TEXT PASSAGE:
▼
The Company will only complete a Business Combination if the post-transaction company owns or acquires 50% or more of the outstanding voting securities of the target or otherwise acquires an interest in the target business or assets sufficient for it not to be required to register as an investment company under the Investment Company Act.

The Company will provide its holders of the outstanding Public Shares (the “public stockholders”) with the opportunity to redeem all or a portion of their Public Shares upon the completion of a Business Combination either (i) in connection with a stockholder meeting called to approve the Business Combination or (ii) by means of a tender offer. The decision as to whether the Company will seek stockholder approval of a Business Combination or conduct a tender offer will be made by the Company. The public stockholders will be entitled to redeem their Public Shares for a pro rata portion of the amount then in the Trust Account (initially $10.00 per Public Share, plus any pro rata interest earned on the funds held in the Trust Account and not previously released to the Company to pay its tax obligations). There will be no redemption rights upon the completion of a Business Combination with respect to the Company’s warrants.
▲
TASKS FOR THIS EXERCISE:
[1] In the business combination passage, what is the initial amount per Public Share in the Trust Account?
[2] List each capitalized term that the business combination passage uses in the middle of a sentence.
[3] Write a continuation of the business combination passage that starts after its last sentence.
The lines that come after this passage are separate material.

RAW DATA:
▼
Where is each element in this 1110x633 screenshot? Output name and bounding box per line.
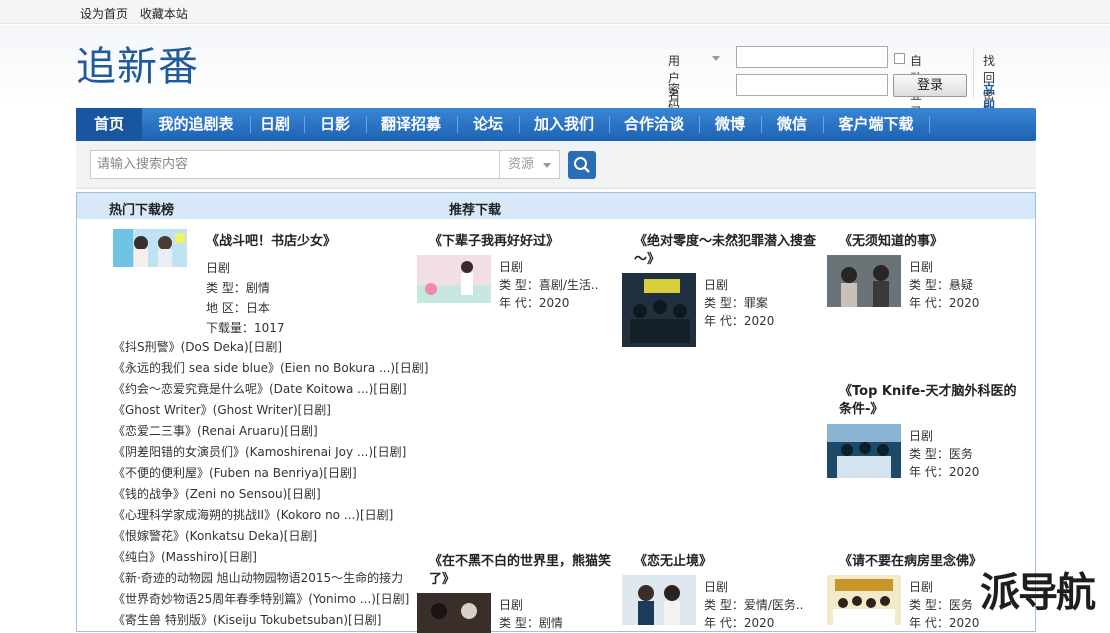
▲
RESPONSES TO THE TASKS:
[1] $10.00 per Public Share.

[2] Company, Business Combination, Investment Company Act, Public Shares, Trust Account

[3]
The Company will only proceed with a Business Combination if the Company has net tangible assets of at least $5,000,001 either prior to or upon such consummation of a Business Combination and, if the Company seeks stockholder approval, a majority of the shares voted are voted in favor of the Business Combination. If a stockholder vote is not required by applicable law or stock exchange rules and the Company does not decide to hold a stockholder vote for business or other reasons, the Company will, pursuant to its Amended and Restated Certificate of Incorporation (the “Amended and Restated Certificate of Incorporation”), conduct the redemptions pursuant to the tender offer rules of the U.S. Securities and Exchange Commission (“SEC”) and file tender offer documents with the SEC prior to completing a Business Combination. If, however, stockholder approval of the transaction is required by applicable law or stock exchange rules, or the Company decides to obtain stockholder approval for business or other reasons, the Company will offer to redeem shares in conjunction with a proxy solicitation pursuant to the proxy rules and not pursuant to the tender offer rules. If the Company seeks stockholder approval in connection with a Business Combination, the Sponsor has agreed to vote its Founder Shares (as defined in Note 5), and any Public Shares purchased during or after the Initial Public Offering in favor of approving a Business Combination. Additionally, each public stockholder may elect to redeem their Public Shares irrespective of whether they vote for or against the proposed transaction or do not vote at all.

Notwithstanding the above, if the Company seeks stockholder approval of a Business Combination and it does not conduct redemptions pursuant to the tender offer rules, the Amended and Restated Certificate of Incorporation provides that a public stockholder, together with any affiliate of such stockholder or any other person with whom such stockholder is acting in concert or as a “group” (as defined under Section 13 of the Securities Exchange Act of 1934, as amended (the “Exchange Act”)), will be restricted from redeeming its shares with respect to more than an aggregate of 20% or more of the Public Shares, without the prior consent of the Company.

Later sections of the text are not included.